──────── Record excerpts

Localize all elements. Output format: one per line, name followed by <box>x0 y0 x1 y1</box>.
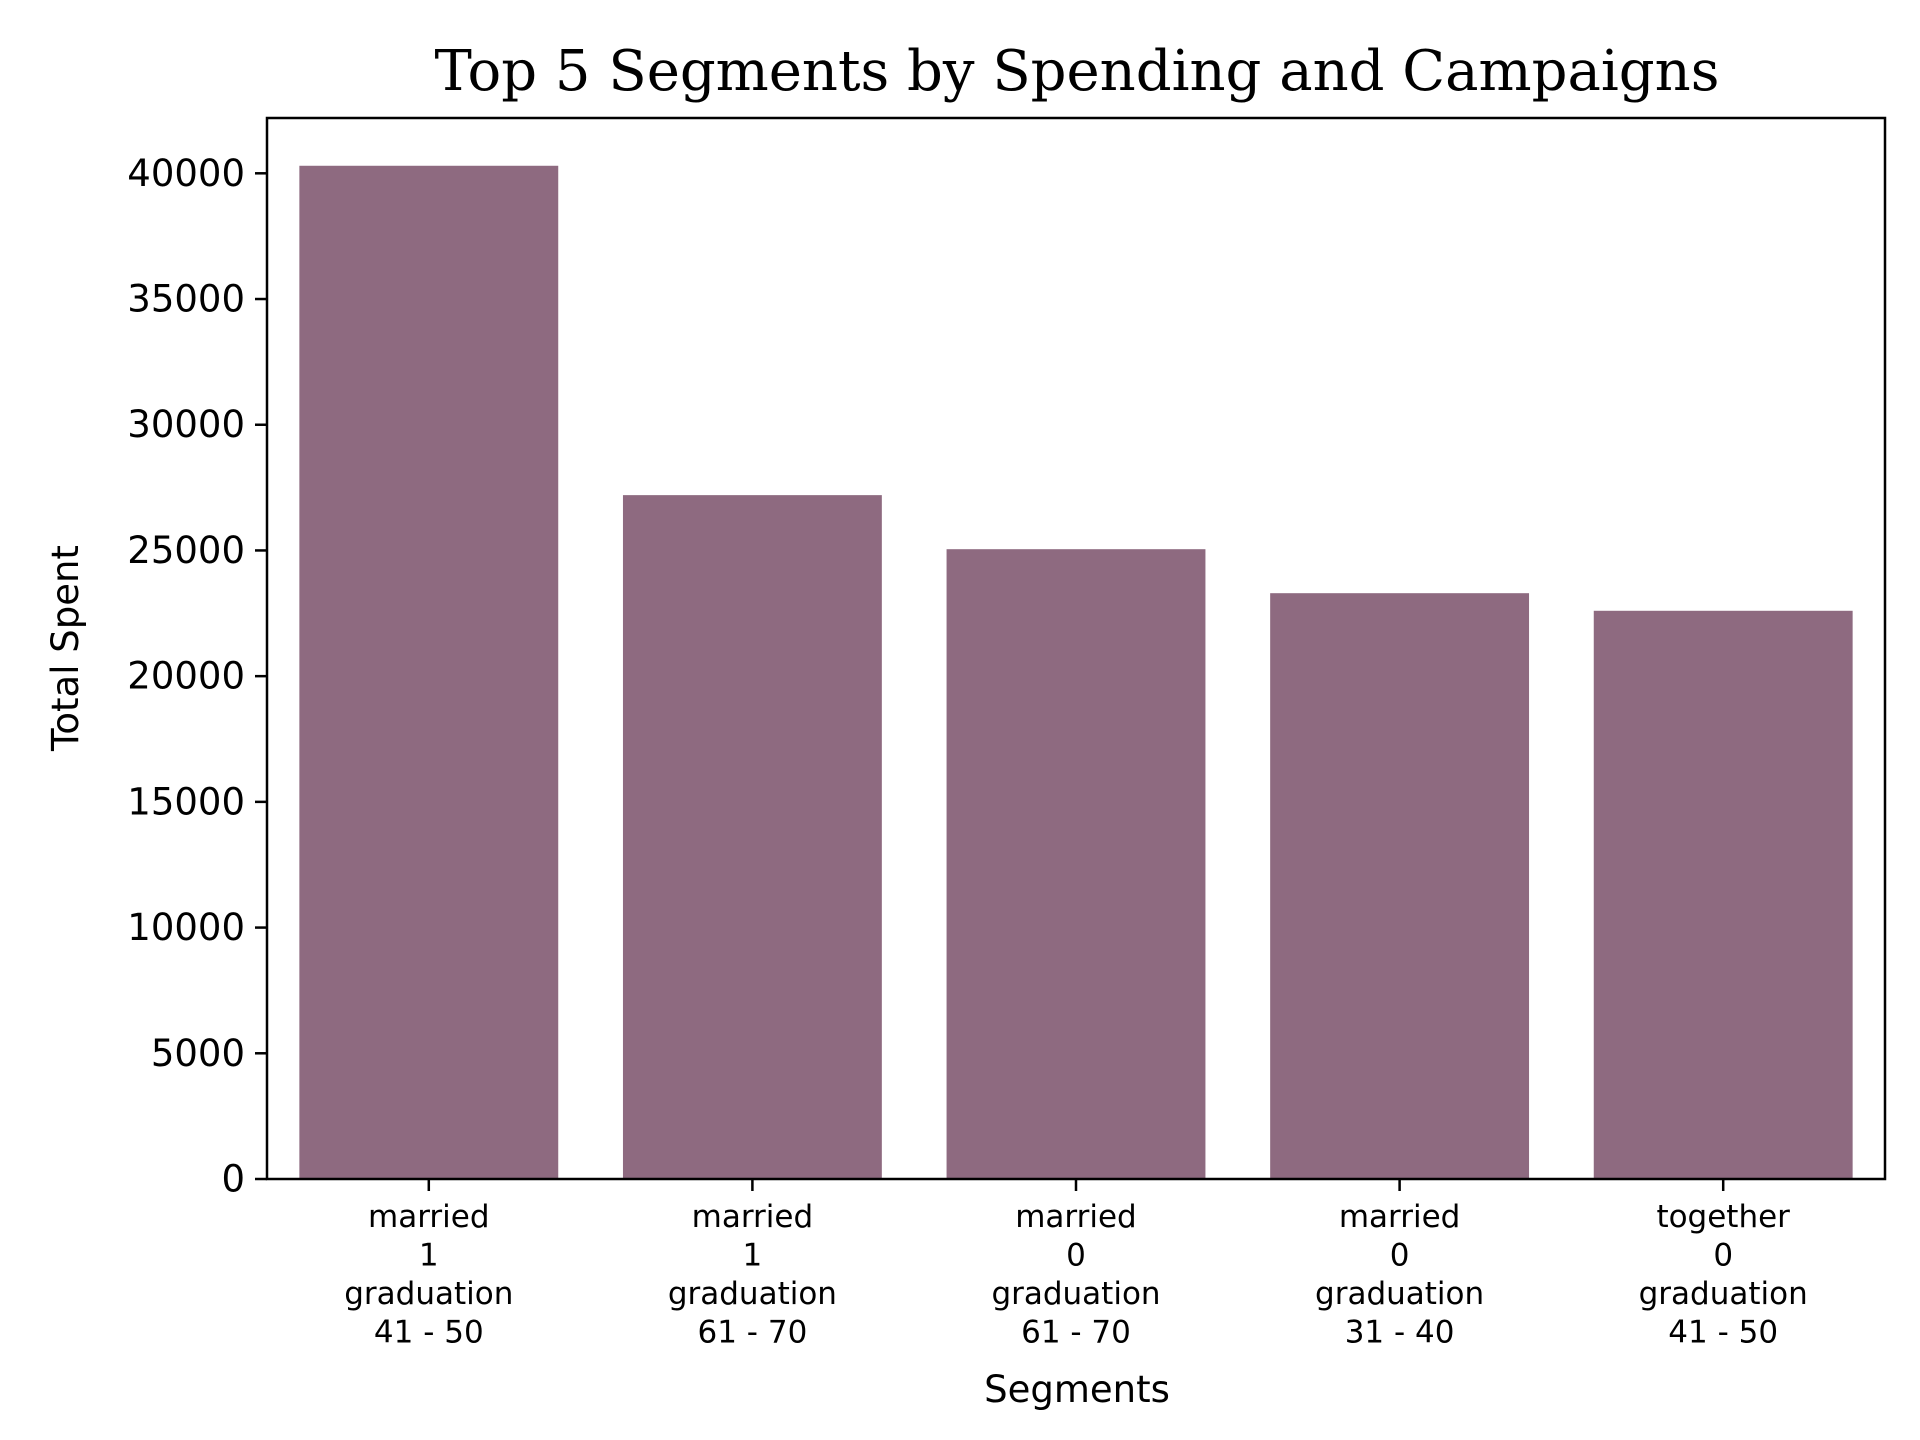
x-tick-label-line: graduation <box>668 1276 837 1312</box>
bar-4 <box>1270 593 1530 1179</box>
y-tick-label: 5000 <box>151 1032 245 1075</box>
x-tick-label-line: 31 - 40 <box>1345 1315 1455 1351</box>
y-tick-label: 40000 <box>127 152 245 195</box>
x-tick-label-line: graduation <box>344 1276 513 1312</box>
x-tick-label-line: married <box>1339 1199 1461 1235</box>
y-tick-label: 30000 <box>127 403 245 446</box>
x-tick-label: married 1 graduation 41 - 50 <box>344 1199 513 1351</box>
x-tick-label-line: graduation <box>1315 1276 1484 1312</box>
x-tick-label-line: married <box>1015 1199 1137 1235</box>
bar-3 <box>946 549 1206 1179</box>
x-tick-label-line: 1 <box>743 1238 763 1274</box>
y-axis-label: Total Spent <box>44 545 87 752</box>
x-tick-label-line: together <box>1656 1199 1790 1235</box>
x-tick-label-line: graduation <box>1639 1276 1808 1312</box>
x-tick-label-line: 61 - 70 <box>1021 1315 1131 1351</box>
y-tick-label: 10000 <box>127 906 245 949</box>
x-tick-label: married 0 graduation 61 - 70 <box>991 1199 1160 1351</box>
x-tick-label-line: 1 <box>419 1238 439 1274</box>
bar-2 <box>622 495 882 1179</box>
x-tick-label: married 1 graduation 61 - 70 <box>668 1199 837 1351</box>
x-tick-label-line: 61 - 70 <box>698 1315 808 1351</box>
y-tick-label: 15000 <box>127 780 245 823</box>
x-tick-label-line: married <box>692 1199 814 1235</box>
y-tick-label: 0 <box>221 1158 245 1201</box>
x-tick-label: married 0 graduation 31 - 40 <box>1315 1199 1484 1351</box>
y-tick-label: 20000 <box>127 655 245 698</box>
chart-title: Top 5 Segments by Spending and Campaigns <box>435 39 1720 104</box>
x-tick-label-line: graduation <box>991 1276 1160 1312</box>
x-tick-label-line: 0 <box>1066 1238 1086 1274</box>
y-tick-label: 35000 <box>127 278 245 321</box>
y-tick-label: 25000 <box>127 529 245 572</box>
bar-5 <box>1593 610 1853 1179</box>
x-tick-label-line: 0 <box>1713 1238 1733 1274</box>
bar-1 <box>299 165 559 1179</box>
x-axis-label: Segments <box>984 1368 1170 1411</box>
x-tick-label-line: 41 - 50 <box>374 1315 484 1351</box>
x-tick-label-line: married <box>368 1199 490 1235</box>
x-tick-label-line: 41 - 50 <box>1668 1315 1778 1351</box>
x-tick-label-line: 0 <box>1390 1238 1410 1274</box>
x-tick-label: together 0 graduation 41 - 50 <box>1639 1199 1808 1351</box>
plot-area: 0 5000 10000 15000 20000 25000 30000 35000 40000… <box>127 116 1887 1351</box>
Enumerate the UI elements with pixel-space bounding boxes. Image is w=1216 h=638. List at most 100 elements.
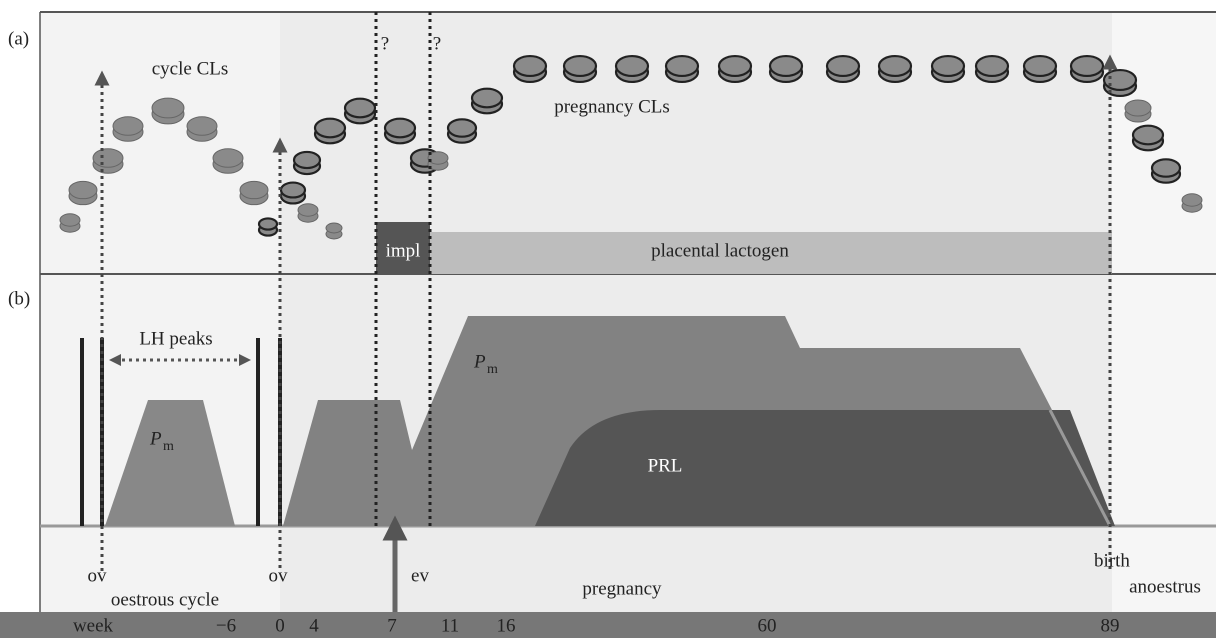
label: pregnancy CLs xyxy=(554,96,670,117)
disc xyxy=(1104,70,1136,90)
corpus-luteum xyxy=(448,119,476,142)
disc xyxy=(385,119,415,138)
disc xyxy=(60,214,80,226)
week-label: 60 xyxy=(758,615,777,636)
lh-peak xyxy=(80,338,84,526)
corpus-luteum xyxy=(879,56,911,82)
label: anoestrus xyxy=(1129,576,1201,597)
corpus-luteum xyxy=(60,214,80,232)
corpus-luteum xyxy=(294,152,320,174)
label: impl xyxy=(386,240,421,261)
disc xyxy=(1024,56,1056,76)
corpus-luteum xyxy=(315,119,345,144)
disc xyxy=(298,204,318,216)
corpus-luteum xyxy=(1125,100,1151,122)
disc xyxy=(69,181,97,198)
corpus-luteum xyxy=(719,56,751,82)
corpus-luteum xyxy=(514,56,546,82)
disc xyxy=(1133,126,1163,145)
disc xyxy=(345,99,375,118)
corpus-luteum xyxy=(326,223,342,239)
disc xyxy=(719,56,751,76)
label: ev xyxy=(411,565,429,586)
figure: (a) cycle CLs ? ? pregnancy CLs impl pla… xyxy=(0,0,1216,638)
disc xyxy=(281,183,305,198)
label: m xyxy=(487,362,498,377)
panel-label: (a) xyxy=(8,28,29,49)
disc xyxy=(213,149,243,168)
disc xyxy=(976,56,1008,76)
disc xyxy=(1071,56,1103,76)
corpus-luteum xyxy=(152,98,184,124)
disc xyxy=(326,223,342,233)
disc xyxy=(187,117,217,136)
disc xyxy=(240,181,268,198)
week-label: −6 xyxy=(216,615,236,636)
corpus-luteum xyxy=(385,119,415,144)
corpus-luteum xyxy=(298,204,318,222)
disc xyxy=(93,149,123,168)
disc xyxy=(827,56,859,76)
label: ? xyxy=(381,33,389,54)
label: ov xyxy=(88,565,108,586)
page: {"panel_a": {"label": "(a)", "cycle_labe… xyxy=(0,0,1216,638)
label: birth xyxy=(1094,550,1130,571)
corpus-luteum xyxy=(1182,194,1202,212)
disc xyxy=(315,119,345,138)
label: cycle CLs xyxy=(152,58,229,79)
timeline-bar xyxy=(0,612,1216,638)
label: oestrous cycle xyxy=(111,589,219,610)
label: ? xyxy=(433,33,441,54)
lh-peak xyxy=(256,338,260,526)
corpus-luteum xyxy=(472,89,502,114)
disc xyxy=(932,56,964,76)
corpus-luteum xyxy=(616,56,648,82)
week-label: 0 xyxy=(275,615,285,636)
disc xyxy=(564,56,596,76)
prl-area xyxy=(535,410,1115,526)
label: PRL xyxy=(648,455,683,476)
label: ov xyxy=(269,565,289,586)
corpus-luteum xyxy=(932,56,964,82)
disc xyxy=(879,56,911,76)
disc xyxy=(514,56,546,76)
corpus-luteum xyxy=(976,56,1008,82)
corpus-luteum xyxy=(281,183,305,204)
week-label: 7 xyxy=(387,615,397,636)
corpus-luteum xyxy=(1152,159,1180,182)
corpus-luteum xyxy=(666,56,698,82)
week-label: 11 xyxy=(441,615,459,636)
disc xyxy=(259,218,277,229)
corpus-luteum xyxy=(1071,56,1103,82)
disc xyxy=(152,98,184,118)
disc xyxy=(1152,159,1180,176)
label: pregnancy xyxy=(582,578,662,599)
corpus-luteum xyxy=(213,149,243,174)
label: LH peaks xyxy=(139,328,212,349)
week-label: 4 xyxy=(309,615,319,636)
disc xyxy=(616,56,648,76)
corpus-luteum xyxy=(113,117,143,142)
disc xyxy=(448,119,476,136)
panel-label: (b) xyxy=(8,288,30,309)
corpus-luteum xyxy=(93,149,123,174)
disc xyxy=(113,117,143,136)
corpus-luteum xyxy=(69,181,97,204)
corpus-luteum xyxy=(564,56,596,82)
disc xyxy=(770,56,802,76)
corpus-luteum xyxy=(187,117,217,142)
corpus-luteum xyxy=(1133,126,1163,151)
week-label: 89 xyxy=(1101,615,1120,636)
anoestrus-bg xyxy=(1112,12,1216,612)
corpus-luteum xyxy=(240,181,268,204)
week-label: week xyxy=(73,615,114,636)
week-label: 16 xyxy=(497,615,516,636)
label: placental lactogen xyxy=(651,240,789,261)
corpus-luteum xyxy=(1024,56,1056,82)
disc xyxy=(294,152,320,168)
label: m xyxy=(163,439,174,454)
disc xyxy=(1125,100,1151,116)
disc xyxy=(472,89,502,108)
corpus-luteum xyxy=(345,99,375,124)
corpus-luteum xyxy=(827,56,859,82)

────────────────

### Task directions
Copy the records above without changes, from the line that contains "label: pregnancy CLs xyxy=(554,96,670,117)" through the line that contains "panel-label: (a) xyxy=(8,28,29,49)", including both of those lines.

### Task response
label: pregnancy CLs xyxy=(554,96,670,117)
disc xyxy=(1104,70,1136,90)
corpus-luteum xyxy=(448,119,476,142)
disc xyxy=(385,119,415,138)
disc xyxy=(60,214,80,226)
week-label: 60 xyxy=(758,615,777,636)
lh-peak xyxy=(80,338,84,526)
corpus-luteum xyxy=(879,56,911,82)
label: anoestrus xyxy=(1129,576,1201,597)
corpus-luteum xyxy=(60,214,80,232)
corpus-luteum xyxy=(294,152,320,174)
label: impl xyxy=(386,240,421,261)
disc xyxy=(1024,56,1056,76)
corpus-luteum xyxy=(315,119,345,144)
disc xyxy=(298,204,318,216)
corpus-luteum xyxy=(1125,100,1151,122)
disc xyxy=(69,181,97,198)
corpus-luteum xyxy=(719,56,751,82)
corpus-luteum xyxy=(514,56,546,82)
disc xyxy=(1133,126,1163,145)
disc xyxy=(345,99,375,118)
corpus-luteum xyxy=(326,223,342,239)
disc xyxy=(719,56,751,76)
label: ev xyxy=(411,565,429,586)
figure: (a) cycle CLs ? ? pregnancy CLs impl pla… xyxy=(0,0,1216,638)
disc xyxy=(281,183,305,198)
label: m xyxy=(487,362,498,377)
panel-label: (a) xyxy=(8,28,29,49)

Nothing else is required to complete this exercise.